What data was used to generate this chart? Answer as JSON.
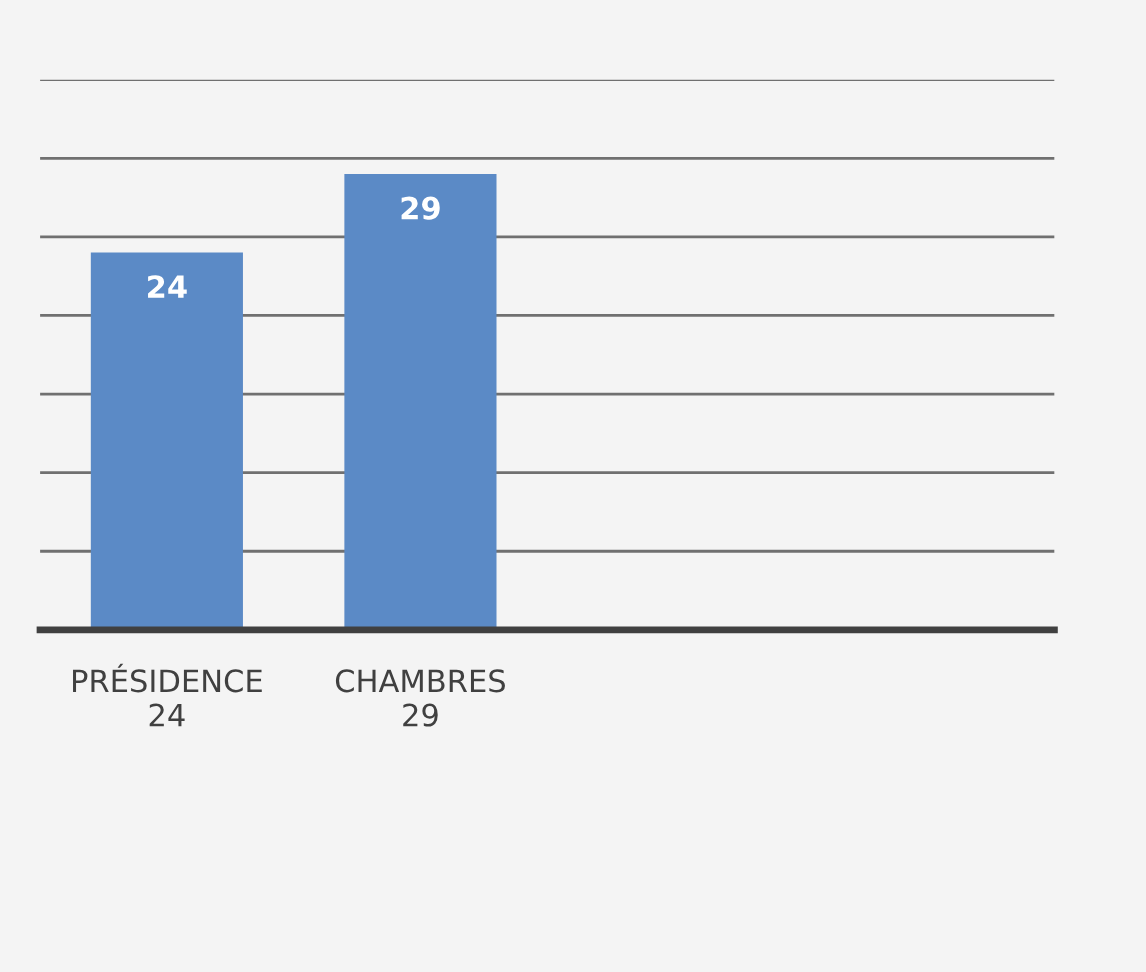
{
  "chart_data": {
    "type": "bar",
    "categories": [
      "PRÉSIDENCE\n24",
      "CHAMBRES\n29",
      null,
      null
    ],
    "values": [
      24,
      29,
      null,
      null
    ],
    "color": "#5b8ac6",
    "ylim": [
      0,
      35
    ],
    "yticks": [
      {
        "value": 0,
        "label": null
      },
      {
        "value": 5,
        "label": null
      },
      {
        "value": 10,
        "label": null
      },
      {
        "value": 15,
        "label": null
      },
      {
        "value": 20,
        "label": null
      },
      {
        "value": 25,
        "label": null
      },
      {
        "value": 30,
        "label": null
      },
      {
        "value": 35,
        "label": null
      }
    ],
    "grid": "y",
    "data_labels": true,
    "legend": false
  }
}
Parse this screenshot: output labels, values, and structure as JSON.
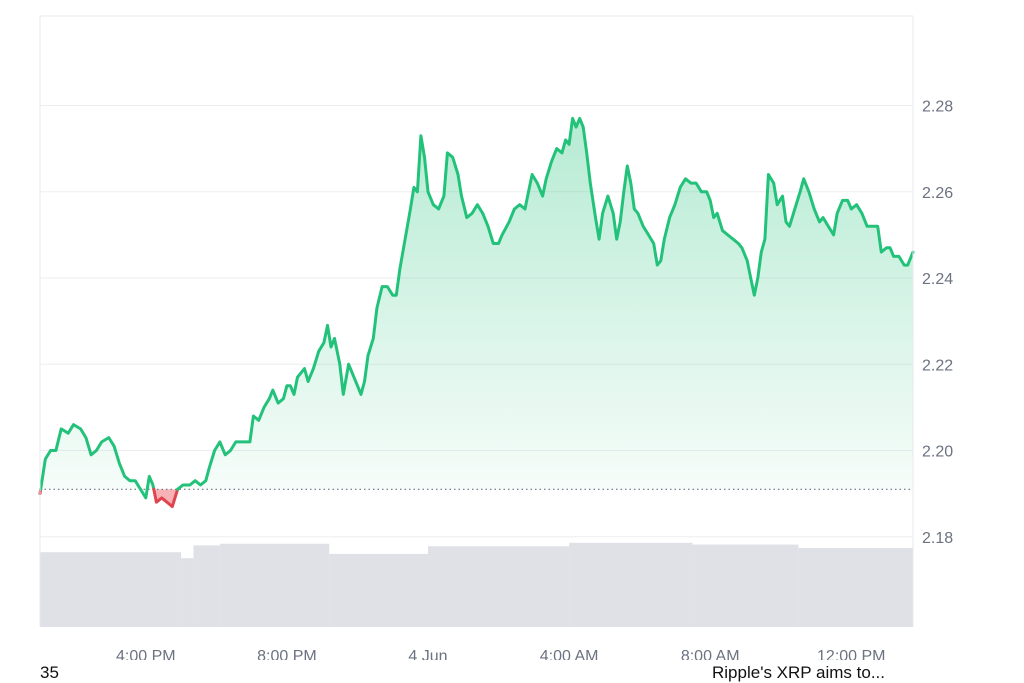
{
  "colors": {
    "up_line": "#22c27a",
    "down_line": "#e0454f",
    "up_fill": "#22c27a",
    "down_fill": "#f0545c",
    "grid": "#ebedf0",
    "volume": "#dfe1e6",
    "baseline": "#6b7280",
    "frame": "#e7e9ec"
  },
  "chart_data": {
    "type": "line",
    "baseline": 2.191,
    "ylim": [
      2.16,
      2.3
    ],
    "y_ticks": [
      "2.18",
      "2.20",
      "2.22",
      "2.24",
      "2.26",
      "2.28"
    ],
    "x_ticks": [
      {
        "label": "4:00 PM",
        "x": 0.0
      },
      {
        "label": "8:00 PM",
        "x": 4.0
      },
      {
        "label": "4 Jun",
        "x": 8.0
      },
      {
        "label": "4:00 AM",
        "x": 12.0
      },
      {
        "label": "8:00 AM",
        "x": 16.0
      },
      {
        "label": "12:00 PM",
        "x": 20.0
      }
    ],
    "xlim": [
      -3.0,
      21.75
    ],
    "x_unit": "hours (from 4:00 PM)",
    "series": [
      {
        "values": [
          [
            -3.0,
            2.19
          ],
          [
            -2.85,
            2.198
          ],
          [
            -2.7,
            2.2
          ],
          [
            -2.55,
            2.2
          ],
          [
            -2.4,
            2.205
          ],
          [
            -2.2,
            2.204
          ],
          [
            -2.05,
            2.206
          ],
          [
            -1.85,
            2.205
          ],
          [
            -1.7,
            2.203
          ],
          [
            -1.55,
            2.199
          ],
          [
            -1.4,
            2.2
          ],
          [
            -1.25,
            2.202
          ],
          [
            -1.05,
            2.203
          ],
          [
            -0.9,
            2.201
          ],
          [
            -0.75,
            2.197
          ],
          [
            -0.6,
            2.194
          ],
          [
            -0.45,
            2.193
          ],
          [
            -0.3,
            2.193
          ],
          [
            -0.15,
            2.191
          ],
          [
            0.0,
            2.189
          ],
          [
            0.1,
            2.194
          ],
          [
            0.2,
            2.192
          ],
          [
            0.3,
            2.188
          ],
          [
            0.45,
            2.189
          ],
          [
            0.6,
            2.188
          ],
          [
            0.75,
            2.187
          ],
          [
            0.9,
            2.191
          ],
          [
            1.05,
            2.192
          ],
          [
            1.25,
            2.192
          ],
          [
            1.4,
            2.193
          ],
          [
            1.55,
            2.192
          ],
          [
            1.7,
            2.193
          ],
          [
            1.8,
            2.196
          ],
          [
            1.95,
            2.2
          ],
          [
            2.1,
            2.202
          ],
          [
            2.25,
            2.199
          ],
          [
            2.4,
            2.2
          ],
          [
            2.55,
            2.202
          ],
          [
            2.75,
            2.202
          ],
          [
            2.95,
            2.202
          ],
          [
            3.05,
            2.208
          ],
          [
            3.2,
            2.207
          ],
          [
            3.35,
            2.21
          ],
          [
            3.5,
            2.212
          ],
          [
            3.6,
            2.214
          ],
          [
            3.75,
            2.211
          ],
          [
            3.9,
            2.212
          ],
          [
            4.0,
            2.215
          ],
          [
            4.1,
            2.215
          ],
          [
            4.2,
            2.213
          ],
          [
            4.3,
            2.217
          ],
          [
            4.5,
            2.219
          ],
          [
            4.6,
            2.216
          ],
          [
            4.75,
            2.219
          ],
          [
            4.9,
            2.223
          ],
          [
            5.05,
            2.225
          ],
          [
            5.15,
            2.229
          ],
          [
            5.25,
            2.224
          ],
          [
            5.35,
            2.226
          ],
          [
            5.5,
            2.22
          ],
          [
            5.6,
            2.213
          ],
          [
            5.75,
            2.22
          ],
          [
            5.85,
            2.218
          ],
          [
            6.0,
            2.215
          ],
          [
            6.1,
            2.213
          ],
          [
            6.2,
            2.216
          ],
          [
            6.3,
            2.222
          ],
          [
            6.45,
            2.226
          ],
          [
            6.55,
            2.233
          ],
          [
            6.7,
            2.238
          ],
          [
            6.85,
            2.238
          ],
          [
            7.0,
            2.236
          ],
          [
            7.1,
            2.236
          ],
          [
            7.2,
            2.242
          ],
          [
            7.35,
            2.249
          ],
          [
            7.5,
            2.256
          ],
          [
            7.6,
            2.261
          ],
          [
            7.7,
            2.26
          ],
          [
            7.8,
            2.273
          ],
          [
            7.9,
            2.268
          ],
          [
            8.0,
            2.26
          ],
          [
            8.15,
            2.257
          ],
          [
            8.3,
            2.256
          ],
          [
            8.45,
            2.259
          ],
          [
            8.55,
            2.269
          ],
          [
            8.7,
            2.268
          ],
          [
            8.85,
            2.264
          ],
          [
            8.95,
            2.259
          ],
          [
            9.1,
            2.254
          ],
          [
            9.25,
            2.255
          ],
          [
            9.4,
            2.257
          ],
          [
            9.55,
            2.255
          ],
          [
            9.7,
            2.252
          ],
          [
            9.85,
            2.248
          ],
          [
            10.0,
            2.248
          ],
          [
            10.1,
            2.25
          ],
          [
            10.3,
            2.253
          ],
          [
            10.45,
            2.256
          ],
          [
            10.6,
            2.257
          ],
          [
            10.75,
            2.256
          ],
          [
            10.85,
            2.26
          ],
          [
            10.95,
            2.264
          ],
          [
            11.1,
            2.262
          ],
          [
            11.25,
            2.259
          ],
          [
            11.35,
            2.263
          ],
          [
            11.5,
            2.267
          ],
          [
            11.65,
            2.27
          ],
          [
            11.8,
            2.269
          ],
          [
            11.9,
            2.272
          ],
          [
            12.0,
            2.271
          ],
          [
            12.1,
            2.277
          ],
          [
            12.2,
            2.275
          ],
          [
            12.3,
            2.277
          ],
          [
            12.4,
            2.275
          ],
          [
            12.5,
            2.269
          ],
          [
            12.6,
            2.262
          ],
          [
            12.75,
            2.254
          ],
          [
            12.85,
            2.249
          ],
          [
            12.95,
            2.255
          ],
          [
            13.1,
            2.259
          ],
          [
            13.25,
            2.255
          ],
          [
            13.35,
            2.249
          ],
          [
            13.45,
            2.253
          ],
          [
            13.55,
            2.26
          ],
          [
            13.65,
            2.266
          ],
          [
            13.75,
            2.262
          ],
          [
            13.85,
            2.256
          ],
          [
            13.95,
            2.255
          ],
          [
            14.1,
            2.252
          ],
          [
            14.25,
            2.25
          ],
          [
            14.4,
            2.248
          ],
          [
            14.5,
            2.243
          ],
          [
            14.6,
            2.244
          ],
          [
            14.7,
            2.249
          ],
          [
            14.85,
            2.254
          ],
          [
            15.0,
            2.257
          ],
          [
            15.15,
            2.261
          ],
          [
            15.3,
            2.263
          ],
          [
            15.45,
            2.262
          ],
          [
            15.6,
            2.262
          ],
          [
            15.75,
            2.26
          ],
          [
            15.9,
            2.26
          ],
          [
            16.0,
            2.258
          ],
          [
            16.1,
            2.254
          ],
          [
            16.2,
            2.255
          ],
          [
            16.35,
            2.251
          ],
          [
            16.5,
            2.25
          ],
          [
            16.65,
            2.249
          ],
          [
            16.8,
            2.248
          ],
          [
            16.9,
            2.247
          ],
          [
            17.05,
            2.244
          ],
          [
            17.15,
            2.24
          ],
          [
            17.25,
            2.236
          ],
          [
            17.35,
            2.24
          ],
          [
            17.45,
            2.246
          ],
          [
            17.55,
            2.249
          ],
          [
            17.65,
            2.264
          ],
          [
            17.8,
            2.262
          ],
          [
            17.9,
            2.257
          ],
          [
            18.05,
            2.259
          ],
          [
            18.15,
            2.253
          ],
          [
            18.25,
            2.252
          ],
          [
            18.4,
            2.256
          ],
          [
            18.55,
            2.26
          ],
          [
            18.65,
            2.263
          ],
          [
            18.8,
            2.26
          ],
          [
            18.95,
            2.256
          ],
          [
            19.1,
            2.253
          ],
          [
            19.2,
            2.254
          ],
          [
            19.35,
            2.252
          ],
          [
            19.5,
            2.25
          ],
          [
            19.6,
            2.255
          ],
          [
            19.75,
            2.258
          ],
          [
            19.9,
            2.258
          ],
          [
            20.0,
            2.256
          ],
          [
            20.15,
            2.257
          ],
          [
            20.3,
            2.255
          ],
          [
            20.45,
            2.252
          ],
          [
            20.6,
            2.252
          ],
          [
            20.75,
            2.252
          ],
          [
            20.85,
            2.246
          ],
          [
            21.0,
            2.247
          ],
          [
            21.1,
            2.247
          ],
          [
            21.2,
            2.245
          ],
          [
            21.35,
            2.245
          ],
          [
            21.5,
            2.243
          ],
          [
            21.6,
            2.243
          ],
          [
            21.75,
            2.246
          ]
        ]
      }
    ],
    "volume": [
      {
        "x0": -3.0,
        "x1": 1.0,
        "v": 0.88
      },
      {
        "x0": 1.0,
        "x1": 1.35,
        "v": 0.81
      },
      {
        "x0": 1.35,
        "x1": 2.1,
        "v": 0.96
      },
      {
        "x0": 2.1,
        "x1": 5.2,
        "v": 0.98
      },
      {
        "x0": 5.2,
        "x1": 8.0,
        "v": 0.86
      },
      {
        "x0": 8.0,
        "x1": 12.0,
        "v": 0.95
      },
      {
        "x0": 12.0,
        "x1": 15.5,
        "v": 0.99
      },
      {
        "x0": 15.5,
        "x1": 18.5,
        "v": 0.97
      },
      {
        "x0": 18.5,
        "x1": 21.75,
        "v": 0.93
      }
    ]
  },
  "footer": {
    "left": "35",
    "right": "Ripple's XRP aims to..."
  }
}
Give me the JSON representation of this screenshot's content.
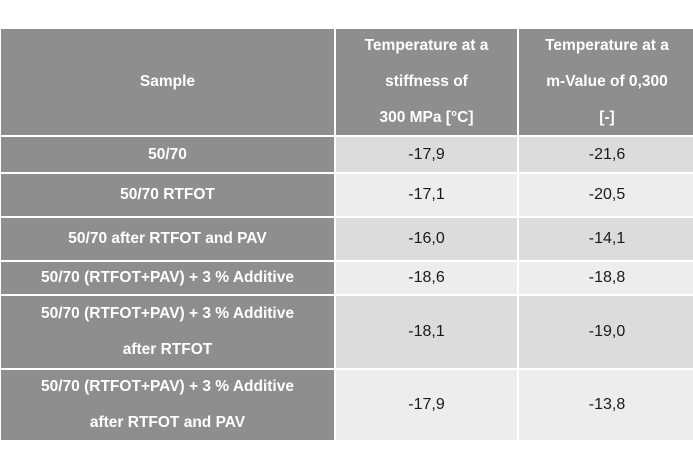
{
  "table": {
    "headers": [
      [
        "Sample"
      ],
      [
        "Temperature at a",
        "stiffness of",
        "300 MPa [°C]"
      ],
      [
        "Temperature at a",
        "m-Value of 0,300",
        "[-]"
      ]
    ],
    "rows": [
      {
        "sample": [
          "50/70"
        ],
        "stiffness_temp": "-17,9",
        "mvalue_temp": "-21,6"
      },
      {
        "sample": [
          "50/70 RTFOT"
        ],
        "stiffness_temp": "-17,1",
        "mvalue_temp": "-20,5"
      },
      {
        "sample": [
          "50/70 after RTFOT and PAV"
        ],
        "stiffness_temp": "-16,0",
        "mvalue_temp": "-14,1"
      },
      {
        "sample": [
          "50/70 (RTFOT+PAV) + 3 % Additive"
        ],
        "stiffness_temp": "-18,6",
        "mvalue_temp": "-18,8"
      },
      {
        "sample": [
          "50/70 (RTFOT+PAV) + 3 % Additive",
          "after RTFOT"
        ],
        "stiffness_temp": "-18,1",
        "mvalue_temp": "-19,0"
      },
      {
        "sample": [
          "50/70 (RTFOT+PAV) + 3 % Additive",
          "after RTFOT and PAV"
        ],
        "stiffness_temp": "-17,9",
        "mvalue_temp": "-13,8"
      }
    ]
  },
  "colors": {
    "header_bg": "#8e8e8e",
    "header_text": "#ffffff",
    "row_dark_bg": "#dcdcdc",
    "row_light_bg": "#ededed",
    "value_text": "#1a1a1a"
  }
}
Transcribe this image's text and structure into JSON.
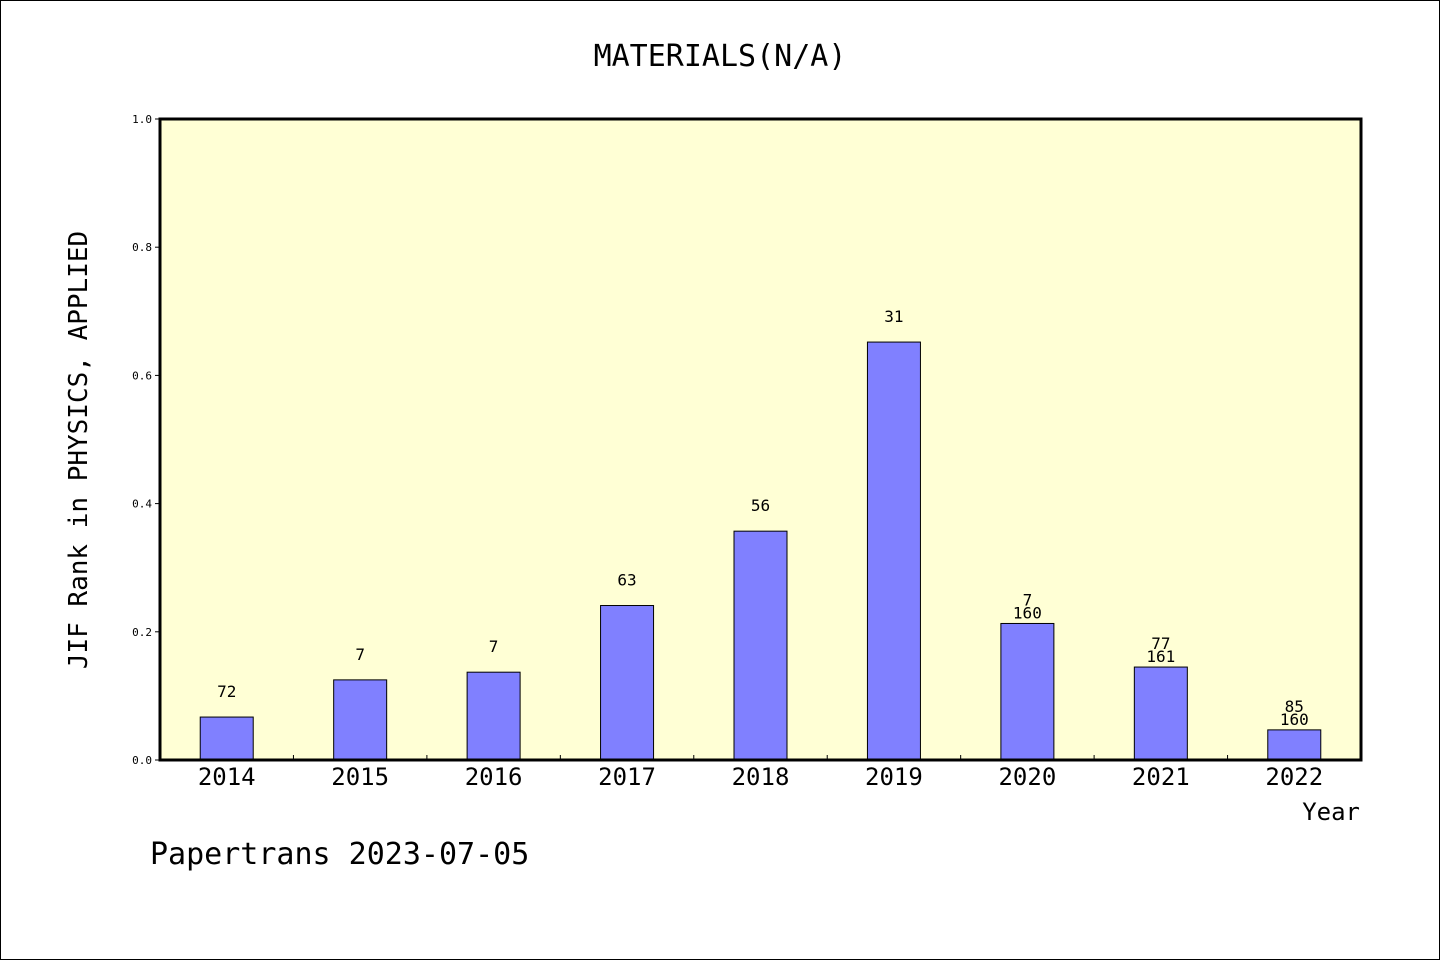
{
  "chart_data": {
    "type": "bar",
    "title": "MATERIALS(N/A)",
    "xlabel": "Year",
    "ylabel": "JIF Rank in PHYSICS, APPLIED",
    "ylim": [
      0,
      1.0
    ],
    "yticks": [
      "0.0",
      "0.2",
      "0.4",
      "0.6",
      "0.8",
      "1.0"
    ],
    "grid": false,
    "categories": [
      "2014",
      "2015",
      "2016",
      "2017",
      "2018",
      "2019",
      "2020",
      "2021",
      "2022"
    ],
    "values": [
      0.067,
      0.125,
      0.137,
      0.241,
      0.357,
      0.652,
      0.213,
      0.145,
      0.047
    ],
    "labels": [
      [
        "72"
      ],
      [
        "7"
      ],
      [
        "7"
      ],
      [
        "63"
      ],
      [
        "56"
      ],
      [
        "31"
      ],
      [
        "7",
        "160"
      ],
      [
        "77",
        "161"
      ],
      [
        "85",
        "160"
      ]
    ],
    "colors": {
      "plot_background": "#FFFFD5",
      "bar_fill": "#8080FF",
      "bar_edge": "#000000"
    }
  },
  "footer": "Papertrans 2023-07-05"
}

[WHAT THE TASK ASKS] Above are some records. Report the number of their lines that include "JSON", and add nothing else.

[SOLUTION TO THIS PROBLEM] 4